[BEGIN Working data]

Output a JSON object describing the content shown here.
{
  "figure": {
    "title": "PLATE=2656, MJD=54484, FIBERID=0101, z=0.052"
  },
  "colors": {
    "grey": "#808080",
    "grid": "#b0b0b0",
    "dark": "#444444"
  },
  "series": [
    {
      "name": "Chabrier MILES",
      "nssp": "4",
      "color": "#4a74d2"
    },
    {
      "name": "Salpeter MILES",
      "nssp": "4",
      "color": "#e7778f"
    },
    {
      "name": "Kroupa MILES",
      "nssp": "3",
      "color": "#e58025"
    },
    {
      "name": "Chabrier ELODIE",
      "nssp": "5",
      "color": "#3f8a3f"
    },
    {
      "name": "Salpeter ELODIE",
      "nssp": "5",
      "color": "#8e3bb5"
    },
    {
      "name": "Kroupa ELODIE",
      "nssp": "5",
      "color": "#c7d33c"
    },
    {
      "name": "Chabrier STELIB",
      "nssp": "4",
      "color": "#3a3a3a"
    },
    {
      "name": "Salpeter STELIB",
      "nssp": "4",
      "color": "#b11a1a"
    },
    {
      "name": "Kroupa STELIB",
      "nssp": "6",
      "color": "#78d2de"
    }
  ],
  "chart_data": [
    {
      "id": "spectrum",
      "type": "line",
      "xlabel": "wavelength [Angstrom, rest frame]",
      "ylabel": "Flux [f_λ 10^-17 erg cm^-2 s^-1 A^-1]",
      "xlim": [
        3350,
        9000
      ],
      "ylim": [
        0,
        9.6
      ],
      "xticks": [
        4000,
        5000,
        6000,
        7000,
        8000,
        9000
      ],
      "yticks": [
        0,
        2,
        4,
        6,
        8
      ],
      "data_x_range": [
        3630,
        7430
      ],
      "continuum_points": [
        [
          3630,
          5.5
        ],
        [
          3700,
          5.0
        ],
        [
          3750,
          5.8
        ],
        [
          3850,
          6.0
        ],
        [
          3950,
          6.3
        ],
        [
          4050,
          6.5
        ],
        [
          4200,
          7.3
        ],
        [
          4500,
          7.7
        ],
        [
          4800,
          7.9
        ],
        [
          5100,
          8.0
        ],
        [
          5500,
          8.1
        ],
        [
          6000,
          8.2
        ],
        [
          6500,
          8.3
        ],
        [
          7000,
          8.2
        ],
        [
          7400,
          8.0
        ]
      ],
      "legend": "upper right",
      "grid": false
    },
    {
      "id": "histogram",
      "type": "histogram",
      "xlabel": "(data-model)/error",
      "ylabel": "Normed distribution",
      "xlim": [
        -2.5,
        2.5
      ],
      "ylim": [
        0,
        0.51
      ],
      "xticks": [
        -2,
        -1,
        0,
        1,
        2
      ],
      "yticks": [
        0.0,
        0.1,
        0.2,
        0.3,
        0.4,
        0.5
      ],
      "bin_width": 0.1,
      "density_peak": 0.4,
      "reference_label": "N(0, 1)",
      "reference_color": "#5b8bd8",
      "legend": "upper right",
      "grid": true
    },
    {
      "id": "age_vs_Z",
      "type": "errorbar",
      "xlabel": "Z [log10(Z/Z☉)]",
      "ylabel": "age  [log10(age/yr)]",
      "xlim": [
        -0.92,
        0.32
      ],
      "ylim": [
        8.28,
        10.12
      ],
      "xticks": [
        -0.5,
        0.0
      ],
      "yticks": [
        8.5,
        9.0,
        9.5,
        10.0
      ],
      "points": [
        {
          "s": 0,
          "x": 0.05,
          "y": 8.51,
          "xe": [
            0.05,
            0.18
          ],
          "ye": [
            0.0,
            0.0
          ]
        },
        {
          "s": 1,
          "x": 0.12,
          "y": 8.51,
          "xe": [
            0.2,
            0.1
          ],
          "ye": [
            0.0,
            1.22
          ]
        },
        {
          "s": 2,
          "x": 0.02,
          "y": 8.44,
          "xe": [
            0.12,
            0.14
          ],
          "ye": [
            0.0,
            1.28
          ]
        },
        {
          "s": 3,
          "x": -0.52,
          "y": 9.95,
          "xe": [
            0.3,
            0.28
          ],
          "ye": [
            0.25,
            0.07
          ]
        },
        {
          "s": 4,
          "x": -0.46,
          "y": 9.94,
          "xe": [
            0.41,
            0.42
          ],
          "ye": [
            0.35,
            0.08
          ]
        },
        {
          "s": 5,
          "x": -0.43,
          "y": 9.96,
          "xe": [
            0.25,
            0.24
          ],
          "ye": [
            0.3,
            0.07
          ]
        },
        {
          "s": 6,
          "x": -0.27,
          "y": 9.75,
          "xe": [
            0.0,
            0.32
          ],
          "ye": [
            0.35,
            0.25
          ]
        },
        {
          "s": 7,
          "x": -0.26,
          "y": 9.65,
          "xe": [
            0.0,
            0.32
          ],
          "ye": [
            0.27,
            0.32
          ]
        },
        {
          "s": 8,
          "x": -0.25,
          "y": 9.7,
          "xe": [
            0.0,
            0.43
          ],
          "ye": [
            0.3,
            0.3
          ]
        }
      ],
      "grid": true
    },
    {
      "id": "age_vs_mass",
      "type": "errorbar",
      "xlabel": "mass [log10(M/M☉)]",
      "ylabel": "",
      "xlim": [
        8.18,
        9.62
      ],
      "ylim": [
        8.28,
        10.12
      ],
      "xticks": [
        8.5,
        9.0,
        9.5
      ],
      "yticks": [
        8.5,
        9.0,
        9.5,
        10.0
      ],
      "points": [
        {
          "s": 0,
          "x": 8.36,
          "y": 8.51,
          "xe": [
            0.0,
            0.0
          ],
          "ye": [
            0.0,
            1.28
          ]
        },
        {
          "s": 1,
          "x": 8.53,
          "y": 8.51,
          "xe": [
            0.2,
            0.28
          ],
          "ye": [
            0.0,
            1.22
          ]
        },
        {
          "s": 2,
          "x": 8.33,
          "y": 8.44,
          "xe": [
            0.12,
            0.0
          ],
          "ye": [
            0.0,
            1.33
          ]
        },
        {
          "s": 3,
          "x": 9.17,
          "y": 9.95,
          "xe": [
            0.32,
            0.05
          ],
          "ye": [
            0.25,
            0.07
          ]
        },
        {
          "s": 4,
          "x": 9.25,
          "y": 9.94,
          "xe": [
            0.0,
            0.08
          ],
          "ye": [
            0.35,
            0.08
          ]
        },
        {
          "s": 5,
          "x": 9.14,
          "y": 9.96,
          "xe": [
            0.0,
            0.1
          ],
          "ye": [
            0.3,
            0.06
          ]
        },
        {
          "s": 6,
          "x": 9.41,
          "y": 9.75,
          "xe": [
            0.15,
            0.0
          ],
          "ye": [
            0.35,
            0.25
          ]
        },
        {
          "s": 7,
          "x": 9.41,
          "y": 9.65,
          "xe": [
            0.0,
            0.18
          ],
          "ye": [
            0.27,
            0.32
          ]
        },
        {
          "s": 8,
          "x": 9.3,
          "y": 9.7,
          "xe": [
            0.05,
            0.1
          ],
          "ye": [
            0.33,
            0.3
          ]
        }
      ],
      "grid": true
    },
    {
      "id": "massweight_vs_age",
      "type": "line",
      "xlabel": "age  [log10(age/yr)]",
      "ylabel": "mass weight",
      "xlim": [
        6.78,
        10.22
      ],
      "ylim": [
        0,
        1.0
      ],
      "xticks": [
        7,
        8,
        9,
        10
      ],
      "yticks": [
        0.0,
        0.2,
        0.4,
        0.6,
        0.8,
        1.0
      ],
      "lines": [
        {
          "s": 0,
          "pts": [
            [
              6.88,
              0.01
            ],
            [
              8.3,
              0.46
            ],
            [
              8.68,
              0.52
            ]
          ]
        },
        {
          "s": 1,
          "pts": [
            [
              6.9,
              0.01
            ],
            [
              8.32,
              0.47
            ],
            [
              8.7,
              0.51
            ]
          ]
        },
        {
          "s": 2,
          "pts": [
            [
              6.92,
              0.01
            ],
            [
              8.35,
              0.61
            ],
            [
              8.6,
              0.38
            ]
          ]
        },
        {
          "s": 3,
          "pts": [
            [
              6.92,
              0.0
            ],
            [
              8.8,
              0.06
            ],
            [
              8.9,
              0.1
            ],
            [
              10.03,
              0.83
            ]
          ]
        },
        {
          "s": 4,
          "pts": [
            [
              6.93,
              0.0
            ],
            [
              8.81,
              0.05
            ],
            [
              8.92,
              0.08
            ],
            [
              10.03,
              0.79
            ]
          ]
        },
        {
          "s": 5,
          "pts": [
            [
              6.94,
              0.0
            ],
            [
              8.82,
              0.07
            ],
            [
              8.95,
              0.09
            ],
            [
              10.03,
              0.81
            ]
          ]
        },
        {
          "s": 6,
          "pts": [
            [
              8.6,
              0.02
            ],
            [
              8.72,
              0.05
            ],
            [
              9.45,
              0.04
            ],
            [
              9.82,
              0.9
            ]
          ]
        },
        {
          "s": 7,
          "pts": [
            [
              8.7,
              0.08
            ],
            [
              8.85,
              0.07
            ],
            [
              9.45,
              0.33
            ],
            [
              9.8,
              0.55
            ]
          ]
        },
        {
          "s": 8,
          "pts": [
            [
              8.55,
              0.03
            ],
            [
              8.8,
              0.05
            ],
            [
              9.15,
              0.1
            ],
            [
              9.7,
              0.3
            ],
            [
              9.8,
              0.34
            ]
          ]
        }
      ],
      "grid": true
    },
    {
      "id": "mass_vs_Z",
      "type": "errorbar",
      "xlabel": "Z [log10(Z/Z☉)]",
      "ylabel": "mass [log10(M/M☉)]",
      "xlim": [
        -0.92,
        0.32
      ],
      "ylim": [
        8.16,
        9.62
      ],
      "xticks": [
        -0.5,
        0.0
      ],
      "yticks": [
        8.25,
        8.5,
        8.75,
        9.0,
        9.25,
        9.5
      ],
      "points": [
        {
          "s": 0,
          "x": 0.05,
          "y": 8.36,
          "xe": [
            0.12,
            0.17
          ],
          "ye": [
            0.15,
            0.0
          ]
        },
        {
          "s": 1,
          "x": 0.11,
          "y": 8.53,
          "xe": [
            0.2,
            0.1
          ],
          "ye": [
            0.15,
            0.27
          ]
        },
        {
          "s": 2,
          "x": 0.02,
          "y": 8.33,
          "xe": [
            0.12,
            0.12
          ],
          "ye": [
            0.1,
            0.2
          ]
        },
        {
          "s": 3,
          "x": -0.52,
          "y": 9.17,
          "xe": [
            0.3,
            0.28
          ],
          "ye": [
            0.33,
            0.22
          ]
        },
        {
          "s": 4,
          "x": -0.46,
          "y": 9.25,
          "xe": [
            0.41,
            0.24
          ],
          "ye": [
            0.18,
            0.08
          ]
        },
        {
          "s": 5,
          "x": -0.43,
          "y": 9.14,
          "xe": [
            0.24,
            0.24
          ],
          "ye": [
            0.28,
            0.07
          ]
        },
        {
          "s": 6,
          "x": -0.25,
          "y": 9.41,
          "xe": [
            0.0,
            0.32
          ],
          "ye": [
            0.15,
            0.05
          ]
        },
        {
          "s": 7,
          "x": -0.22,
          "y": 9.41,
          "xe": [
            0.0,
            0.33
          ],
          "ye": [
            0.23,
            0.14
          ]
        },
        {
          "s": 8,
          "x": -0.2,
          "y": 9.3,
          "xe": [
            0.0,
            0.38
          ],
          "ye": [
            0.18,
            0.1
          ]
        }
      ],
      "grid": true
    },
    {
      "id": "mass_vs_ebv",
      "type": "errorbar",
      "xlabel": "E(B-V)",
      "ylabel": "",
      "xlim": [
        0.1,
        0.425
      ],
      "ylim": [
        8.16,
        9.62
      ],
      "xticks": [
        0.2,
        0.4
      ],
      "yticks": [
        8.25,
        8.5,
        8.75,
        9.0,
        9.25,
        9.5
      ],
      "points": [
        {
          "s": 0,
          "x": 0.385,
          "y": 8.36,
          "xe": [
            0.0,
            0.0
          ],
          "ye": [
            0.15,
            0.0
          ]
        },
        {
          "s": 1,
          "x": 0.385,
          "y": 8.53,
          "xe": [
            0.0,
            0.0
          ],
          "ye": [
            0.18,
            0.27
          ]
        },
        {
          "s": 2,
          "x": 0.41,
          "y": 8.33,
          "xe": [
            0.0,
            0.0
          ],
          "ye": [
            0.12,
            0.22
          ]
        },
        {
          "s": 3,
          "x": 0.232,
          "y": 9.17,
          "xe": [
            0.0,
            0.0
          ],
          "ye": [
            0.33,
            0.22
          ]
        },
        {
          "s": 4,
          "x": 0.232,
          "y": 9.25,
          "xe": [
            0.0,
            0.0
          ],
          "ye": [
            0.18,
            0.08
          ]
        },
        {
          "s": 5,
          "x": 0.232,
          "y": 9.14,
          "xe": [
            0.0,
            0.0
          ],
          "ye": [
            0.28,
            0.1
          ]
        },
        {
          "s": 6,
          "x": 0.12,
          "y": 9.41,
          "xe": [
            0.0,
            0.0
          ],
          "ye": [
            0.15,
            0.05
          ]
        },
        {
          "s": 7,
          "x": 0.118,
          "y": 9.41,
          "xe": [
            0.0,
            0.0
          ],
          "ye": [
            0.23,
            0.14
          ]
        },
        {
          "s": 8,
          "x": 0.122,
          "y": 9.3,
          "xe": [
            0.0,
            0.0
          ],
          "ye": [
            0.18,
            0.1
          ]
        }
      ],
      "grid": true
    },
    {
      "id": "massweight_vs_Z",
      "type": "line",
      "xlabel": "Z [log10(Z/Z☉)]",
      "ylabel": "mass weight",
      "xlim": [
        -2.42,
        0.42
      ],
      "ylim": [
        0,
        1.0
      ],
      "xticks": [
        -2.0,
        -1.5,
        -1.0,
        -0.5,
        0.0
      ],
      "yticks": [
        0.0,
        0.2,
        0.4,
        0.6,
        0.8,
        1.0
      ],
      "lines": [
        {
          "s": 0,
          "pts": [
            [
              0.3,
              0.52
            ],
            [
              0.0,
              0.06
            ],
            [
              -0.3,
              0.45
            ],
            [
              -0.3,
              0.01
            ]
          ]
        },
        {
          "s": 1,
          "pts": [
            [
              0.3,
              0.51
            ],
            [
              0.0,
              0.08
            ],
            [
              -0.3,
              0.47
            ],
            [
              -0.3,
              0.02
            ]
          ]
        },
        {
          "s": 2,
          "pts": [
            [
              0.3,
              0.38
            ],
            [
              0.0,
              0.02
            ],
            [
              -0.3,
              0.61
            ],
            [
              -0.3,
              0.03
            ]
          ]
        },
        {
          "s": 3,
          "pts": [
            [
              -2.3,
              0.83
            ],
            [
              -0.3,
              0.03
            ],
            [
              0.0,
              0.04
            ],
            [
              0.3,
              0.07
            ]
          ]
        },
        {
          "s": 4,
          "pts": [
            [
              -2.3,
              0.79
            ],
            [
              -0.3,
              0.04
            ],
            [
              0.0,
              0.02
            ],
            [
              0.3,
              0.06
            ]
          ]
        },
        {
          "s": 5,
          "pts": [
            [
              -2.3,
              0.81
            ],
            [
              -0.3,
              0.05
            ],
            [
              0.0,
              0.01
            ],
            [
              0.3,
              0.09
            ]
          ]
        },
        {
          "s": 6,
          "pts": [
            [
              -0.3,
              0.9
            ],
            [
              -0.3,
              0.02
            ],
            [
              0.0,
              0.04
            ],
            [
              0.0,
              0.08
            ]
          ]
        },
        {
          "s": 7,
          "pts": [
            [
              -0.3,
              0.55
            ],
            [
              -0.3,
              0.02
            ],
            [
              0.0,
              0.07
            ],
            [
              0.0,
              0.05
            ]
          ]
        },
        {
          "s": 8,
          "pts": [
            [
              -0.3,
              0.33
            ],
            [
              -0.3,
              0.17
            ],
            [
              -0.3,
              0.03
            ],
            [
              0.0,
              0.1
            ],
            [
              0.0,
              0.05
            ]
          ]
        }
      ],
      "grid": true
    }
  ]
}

[END Working data]

### Goal
In the material above, find the lines that contain "ylabel" and show them.

### Finished exercise
      "ylabel": "Flux [f_λ 10^-17 erg cm^-2 s^-1 A^-1]",
      "ylabel": "Normed distribution",
      "ylabel": "age  [log10(age/yr)]",
      "ylabel": "",
      "ylabel": "mass weight",
      "ylabel": "mass [log10(M/M☉)]",
      "ylabel": "",
      "ylabel": "mass weight",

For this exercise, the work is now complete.